** start **

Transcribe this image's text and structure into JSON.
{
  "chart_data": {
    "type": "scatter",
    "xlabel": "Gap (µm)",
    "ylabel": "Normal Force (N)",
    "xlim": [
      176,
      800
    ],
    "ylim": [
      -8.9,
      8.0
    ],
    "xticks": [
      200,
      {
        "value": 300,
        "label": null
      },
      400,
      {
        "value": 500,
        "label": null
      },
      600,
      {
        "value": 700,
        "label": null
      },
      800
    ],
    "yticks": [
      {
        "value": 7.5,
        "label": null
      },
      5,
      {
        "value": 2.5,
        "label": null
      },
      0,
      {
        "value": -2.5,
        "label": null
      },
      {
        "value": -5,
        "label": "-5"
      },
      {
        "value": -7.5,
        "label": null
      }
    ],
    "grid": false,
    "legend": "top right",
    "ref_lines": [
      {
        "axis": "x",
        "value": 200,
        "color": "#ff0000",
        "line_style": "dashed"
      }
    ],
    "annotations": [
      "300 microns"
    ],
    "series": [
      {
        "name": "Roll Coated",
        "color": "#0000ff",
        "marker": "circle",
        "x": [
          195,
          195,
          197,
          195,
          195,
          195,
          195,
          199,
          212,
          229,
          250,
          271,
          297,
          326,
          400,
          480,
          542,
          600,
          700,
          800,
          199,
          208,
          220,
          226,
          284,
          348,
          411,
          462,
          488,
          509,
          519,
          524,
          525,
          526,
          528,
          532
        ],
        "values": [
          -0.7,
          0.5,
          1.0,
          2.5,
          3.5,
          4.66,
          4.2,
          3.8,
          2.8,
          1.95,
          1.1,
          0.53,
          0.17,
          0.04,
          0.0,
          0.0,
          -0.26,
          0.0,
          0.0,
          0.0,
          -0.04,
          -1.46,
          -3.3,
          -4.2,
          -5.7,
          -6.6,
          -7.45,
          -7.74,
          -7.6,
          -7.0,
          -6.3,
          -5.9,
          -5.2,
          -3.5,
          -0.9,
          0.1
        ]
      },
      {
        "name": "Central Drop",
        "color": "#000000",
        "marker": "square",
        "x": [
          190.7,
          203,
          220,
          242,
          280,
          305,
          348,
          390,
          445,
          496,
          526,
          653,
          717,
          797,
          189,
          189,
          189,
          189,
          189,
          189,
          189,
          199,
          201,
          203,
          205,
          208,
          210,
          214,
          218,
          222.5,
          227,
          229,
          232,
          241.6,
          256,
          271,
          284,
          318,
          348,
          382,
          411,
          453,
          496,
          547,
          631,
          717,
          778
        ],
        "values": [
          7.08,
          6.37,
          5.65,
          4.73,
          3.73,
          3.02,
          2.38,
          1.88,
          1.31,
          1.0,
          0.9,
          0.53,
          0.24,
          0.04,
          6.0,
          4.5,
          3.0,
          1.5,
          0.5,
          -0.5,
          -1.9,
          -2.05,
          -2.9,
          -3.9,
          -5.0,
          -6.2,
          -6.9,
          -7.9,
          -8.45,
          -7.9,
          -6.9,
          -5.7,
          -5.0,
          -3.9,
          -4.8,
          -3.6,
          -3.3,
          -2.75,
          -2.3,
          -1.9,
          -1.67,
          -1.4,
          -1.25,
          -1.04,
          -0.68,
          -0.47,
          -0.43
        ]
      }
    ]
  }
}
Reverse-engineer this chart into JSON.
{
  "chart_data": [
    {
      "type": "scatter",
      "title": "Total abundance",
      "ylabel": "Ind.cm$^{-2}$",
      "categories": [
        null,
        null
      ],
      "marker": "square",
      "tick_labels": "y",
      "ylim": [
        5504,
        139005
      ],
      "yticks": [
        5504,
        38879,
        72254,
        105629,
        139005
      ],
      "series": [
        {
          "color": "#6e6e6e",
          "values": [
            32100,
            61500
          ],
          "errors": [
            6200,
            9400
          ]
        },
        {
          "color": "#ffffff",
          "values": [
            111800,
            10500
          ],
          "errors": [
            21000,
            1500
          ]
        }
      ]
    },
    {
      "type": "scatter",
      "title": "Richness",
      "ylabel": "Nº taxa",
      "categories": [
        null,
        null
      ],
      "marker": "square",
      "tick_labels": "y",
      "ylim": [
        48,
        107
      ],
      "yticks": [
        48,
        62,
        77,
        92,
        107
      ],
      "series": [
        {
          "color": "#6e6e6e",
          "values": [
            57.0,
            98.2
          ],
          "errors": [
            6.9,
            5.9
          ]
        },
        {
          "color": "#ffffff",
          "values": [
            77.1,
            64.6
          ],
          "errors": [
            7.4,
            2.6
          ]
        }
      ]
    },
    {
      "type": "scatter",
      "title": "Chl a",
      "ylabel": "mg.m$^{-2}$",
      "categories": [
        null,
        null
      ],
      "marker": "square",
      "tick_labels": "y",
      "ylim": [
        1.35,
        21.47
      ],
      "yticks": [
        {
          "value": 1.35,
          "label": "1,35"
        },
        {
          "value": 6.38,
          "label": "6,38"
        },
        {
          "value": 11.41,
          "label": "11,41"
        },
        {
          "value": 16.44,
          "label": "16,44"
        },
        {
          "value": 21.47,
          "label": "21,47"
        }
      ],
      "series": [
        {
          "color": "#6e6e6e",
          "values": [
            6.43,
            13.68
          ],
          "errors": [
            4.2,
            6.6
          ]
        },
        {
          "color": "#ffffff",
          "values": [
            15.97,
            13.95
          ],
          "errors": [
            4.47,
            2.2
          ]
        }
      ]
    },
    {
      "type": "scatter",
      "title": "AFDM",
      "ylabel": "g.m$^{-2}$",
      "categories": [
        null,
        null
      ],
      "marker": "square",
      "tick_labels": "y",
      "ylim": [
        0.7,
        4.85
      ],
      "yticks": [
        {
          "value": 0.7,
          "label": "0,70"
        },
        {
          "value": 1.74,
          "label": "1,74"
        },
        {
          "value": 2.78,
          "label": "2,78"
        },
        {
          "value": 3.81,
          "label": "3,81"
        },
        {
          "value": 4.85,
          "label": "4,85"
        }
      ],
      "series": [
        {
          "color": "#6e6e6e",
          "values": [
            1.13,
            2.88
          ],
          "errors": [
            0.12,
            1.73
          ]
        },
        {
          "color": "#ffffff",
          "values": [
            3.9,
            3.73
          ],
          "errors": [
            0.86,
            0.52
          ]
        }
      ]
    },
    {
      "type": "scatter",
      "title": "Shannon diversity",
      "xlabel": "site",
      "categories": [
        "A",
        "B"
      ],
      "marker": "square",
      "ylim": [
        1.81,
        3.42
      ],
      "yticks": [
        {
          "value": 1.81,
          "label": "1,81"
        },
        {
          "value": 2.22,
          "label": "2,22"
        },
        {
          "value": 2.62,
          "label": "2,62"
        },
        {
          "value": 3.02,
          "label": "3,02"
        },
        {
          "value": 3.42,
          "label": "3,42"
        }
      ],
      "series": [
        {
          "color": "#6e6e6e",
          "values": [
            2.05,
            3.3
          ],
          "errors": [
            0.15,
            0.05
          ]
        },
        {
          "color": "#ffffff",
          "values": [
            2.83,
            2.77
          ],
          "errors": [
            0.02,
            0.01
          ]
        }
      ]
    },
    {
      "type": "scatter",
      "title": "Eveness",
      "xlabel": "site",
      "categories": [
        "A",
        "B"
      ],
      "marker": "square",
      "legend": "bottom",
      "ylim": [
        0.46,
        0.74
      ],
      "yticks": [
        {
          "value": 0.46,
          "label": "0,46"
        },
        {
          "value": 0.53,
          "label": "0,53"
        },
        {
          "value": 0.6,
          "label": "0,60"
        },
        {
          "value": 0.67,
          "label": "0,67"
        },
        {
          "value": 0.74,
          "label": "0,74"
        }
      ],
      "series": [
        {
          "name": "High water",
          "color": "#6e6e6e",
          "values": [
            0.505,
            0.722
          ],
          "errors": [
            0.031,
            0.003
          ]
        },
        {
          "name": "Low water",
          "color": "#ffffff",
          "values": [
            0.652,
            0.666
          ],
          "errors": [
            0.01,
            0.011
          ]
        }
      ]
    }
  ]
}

** end **

Note each line of the entries that has "into" in it, and copy those lines.

Transcribe this image's text and structure into JSON.
Reverse-engineer this chart into JSON.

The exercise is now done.